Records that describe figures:
START

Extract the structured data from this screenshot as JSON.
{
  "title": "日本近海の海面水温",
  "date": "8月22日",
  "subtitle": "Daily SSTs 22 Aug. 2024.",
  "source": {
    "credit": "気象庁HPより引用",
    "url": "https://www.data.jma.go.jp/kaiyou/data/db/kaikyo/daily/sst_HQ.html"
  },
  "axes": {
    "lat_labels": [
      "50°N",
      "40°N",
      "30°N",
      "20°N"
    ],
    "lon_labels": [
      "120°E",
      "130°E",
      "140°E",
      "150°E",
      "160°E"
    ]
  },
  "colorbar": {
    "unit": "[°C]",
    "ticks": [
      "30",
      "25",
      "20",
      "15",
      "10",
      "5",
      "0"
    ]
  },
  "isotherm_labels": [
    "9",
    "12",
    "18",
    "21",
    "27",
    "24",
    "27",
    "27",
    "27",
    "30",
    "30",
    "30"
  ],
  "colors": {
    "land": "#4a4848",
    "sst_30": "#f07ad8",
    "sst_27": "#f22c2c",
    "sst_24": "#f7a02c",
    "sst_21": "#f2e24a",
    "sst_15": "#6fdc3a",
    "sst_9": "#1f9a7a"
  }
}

END

■ What you have to do
Set down each entry again, unchanged.

■ Task result
Extract the structured data from this screenshot as JSON.
{
  "title": "日本近海の海面水温",
  "date": "8月22日",
  "subtitle": "Daily SSTs 22 Aug. 2024.",
  "source": {
    "credit": "気象庁HPより引用",
    "url": "https://www.data.jma.go.jp/kaiyou/data/db/kaikyo/daily/sst_HQ.html"
  },
  "axes": {
    "lat_labels": [
      "50°N",
      "40°N",
      "30°N",
      "20°N"
    ],
    "lon_labels": [
      "120°E",
      "130°E",
      "140°E",
      "150°E",
      "160°E"
    ]
  },
  "colorbar": {
    "unit": "[°C]",
    "ticks": [
      "30",
      "25",
      "20",
      "15",
      "10",
      "5",
      "0"
    ]
  },
  "isotherm_labels": [
    "9",
    "12",
    "18",
    "21",
    "27",
    "24",
    "27",
    "27",
    "27",
    "30",
    "30",
    "30"
  ],
  "colors": {
    "land": "#4a4848",
    "sst_30": "#f07ad8",
    "sst_27": "#f22c2c",
    "sst_24": "#f7a02c",
    "sst_21": "#f2e24a",
    "sst_15": "#6fdc3a",
    "sst_9": "#1f9a7a"
  }
}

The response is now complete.